— BEGIN The data —

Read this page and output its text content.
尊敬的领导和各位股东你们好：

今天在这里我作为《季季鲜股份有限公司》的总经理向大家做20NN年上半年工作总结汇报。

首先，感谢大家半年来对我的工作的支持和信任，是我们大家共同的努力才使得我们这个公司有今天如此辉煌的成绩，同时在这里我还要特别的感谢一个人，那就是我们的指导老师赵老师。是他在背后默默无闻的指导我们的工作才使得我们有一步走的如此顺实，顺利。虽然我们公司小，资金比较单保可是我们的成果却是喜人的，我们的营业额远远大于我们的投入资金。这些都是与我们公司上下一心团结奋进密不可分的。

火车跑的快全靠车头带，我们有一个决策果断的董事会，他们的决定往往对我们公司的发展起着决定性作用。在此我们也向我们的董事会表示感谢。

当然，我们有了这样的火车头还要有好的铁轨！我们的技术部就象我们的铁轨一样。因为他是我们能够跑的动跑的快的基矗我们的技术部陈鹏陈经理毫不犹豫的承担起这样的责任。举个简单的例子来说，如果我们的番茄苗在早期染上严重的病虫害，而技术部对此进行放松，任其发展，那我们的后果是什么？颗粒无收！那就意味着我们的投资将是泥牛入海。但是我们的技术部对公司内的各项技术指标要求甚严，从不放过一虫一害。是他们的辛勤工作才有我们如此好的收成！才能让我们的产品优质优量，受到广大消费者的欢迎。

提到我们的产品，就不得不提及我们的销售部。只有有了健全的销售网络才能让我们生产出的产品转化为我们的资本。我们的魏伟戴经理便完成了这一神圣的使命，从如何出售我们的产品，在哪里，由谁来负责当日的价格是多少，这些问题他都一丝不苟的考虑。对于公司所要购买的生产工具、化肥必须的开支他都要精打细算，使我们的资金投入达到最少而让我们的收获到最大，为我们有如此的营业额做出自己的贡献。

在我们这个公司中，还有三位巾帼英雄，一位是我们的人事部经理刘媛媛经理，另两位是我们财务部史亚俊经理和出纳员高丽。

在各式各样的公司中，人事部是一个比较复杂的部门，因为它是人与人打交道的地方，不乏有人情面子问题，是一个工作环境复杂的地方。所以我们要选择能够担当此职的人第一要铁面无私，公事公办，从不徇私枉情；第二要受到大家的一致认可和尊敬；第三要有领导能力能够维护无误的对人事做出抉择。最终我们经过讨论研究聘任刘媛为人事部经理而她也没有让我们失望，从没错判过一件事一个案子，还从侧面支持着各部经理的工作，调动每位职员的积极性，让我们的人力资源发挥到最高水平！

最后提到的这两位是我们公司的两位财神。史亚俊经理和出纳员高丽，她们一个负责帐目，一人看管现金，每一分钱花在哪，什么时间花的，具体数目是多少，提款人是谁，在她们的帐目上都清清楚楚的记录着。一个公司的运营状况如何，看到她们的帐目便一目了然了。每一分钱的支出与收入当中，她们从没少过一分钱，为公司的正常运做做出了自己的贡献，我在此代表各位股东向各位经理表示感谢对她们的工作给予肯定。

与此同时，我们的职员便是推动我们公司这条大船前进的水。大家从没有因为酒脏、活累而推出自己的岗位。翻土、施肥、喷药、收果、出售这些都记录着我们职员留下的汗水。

— END The data —

> [To do]: Repeat the lines above exactly.

> [Finished answer]:
Read this page and output its text content.
尊敬的领导和各位股东你们好：

今天在这里我作为《季季鲜股份有限公司》的总经理向大家做20NN年上半年工作总结汇报。

首先，感谢大家半年来对我的工作的支持和信任，是我们大家共同的努力才使得我们这个公司有今天如此辉煌的成绩，同时在这里我还要特别的感谢一个人，那就是我们的指导老师赵老师。是他在背后默默无闻的指导我们的工作才使得我们有一步走的如此顺实，顺利。虽然我们公司小，资金比较单保可是我们的成果却是喜人的，我们的营业额远远大于我们的投入资金。这些都是与我们公司上下一心团结奋进密不可分的。

火车跑的快全靠车头带，我们有一个决策果断的董事会，他们的决定往往对我们公司的发展起着决定性作用。在此我们也向我们的董事会表示感谢。

当然，我们有了这样的火车头还要有好的铁轨！我们的技术部就象我们的铁轨一样。因为他是我们能够跑的动跑的快的基矗我们的技术部陈鹏陈经理毫不犹豫的承担起这样的责任。举个简单的例子来说，如果我们的番茄苗在早期染上严重的病虫害，而技术部对此进行放松，任其发展，那我们的后果是什么？颗粒无收！那就意味着我们的投资将是泥牛入海。但是我们的技术部对公司内的各项技术指标要求甚严，从不放过一虫一害。是他们的辛勤工作才有我们如此好的收成！才能让我们的产品优质优量，受到广大消费者的欢迎。

提到我们的产品，就不得不提及我们的销售部。只有有了健全的销售网络才能让我们生产出的产品转化为我们的资本。我们的魏伟戴经理便完成了这一神圣的使命，从如何出售我们的产品，在哪里，由谁来负责当日的价格是多少，这些问题他都一丝不苟的考虑。对于公司所要购买的生产工具、化肥必须的开支他都要精打细算，使我们的资金投入达到最少而让我们的收获到最大，为我们有如此的营业额做出自己的贡献。

在我们这个公司中，还有三位巾帼英雄，一位是我们的人事部经理刘媛媛经理，另两位是我们财务部史亚俊经理和出纳员高丽。

在各式各样的公司中，人事部是一个比较复杂的部门，因为它是人与人打交道的地方，不乏有人情面子问题，是一个工作环境复杂的地方。所以我们要选择能够担当此职的人第一要铁面无私，公事公办，从不徇私枉情；第二要受到大家的一致认可和尊敬；第三要有领导能力能够维护无误的对人事做出抉择。最终我们经过讨论研究聘任刘媛为人事部经理而她也没有让我们失望，从没错判过一件事一个案子，还从侧面支持着各部经理的工作，调动每位职员的积极性，让我们的人力资源发挥到最高水平！

最后提到的这两位是我们公司的两位财神。史亚俊经理和出纳员高丽，她们一个负责帐目，一人看管现金，每一分钱花在哪，什么时间花的，具体数目是多少，提款人是谁，在她们的帐目上都清清楚楚的记录着。一个公司的运营状况如何，看到她们的帐目便一目了然了。每一分钱的支出与收入当中，她们从没少过一分钱，为公司的正常运做做出了自己的贡献，我在此代表各位股东向各位经理表示感谢对她们的工作给予肯定。

与此同时，我们的职员便是推动我们公司这条大船前进的水。大家从没有因为酒脏、活累而推出自己的岗位。翻土、施肥、喷药、收果、出售这些都记录着我们职员留下的汗水。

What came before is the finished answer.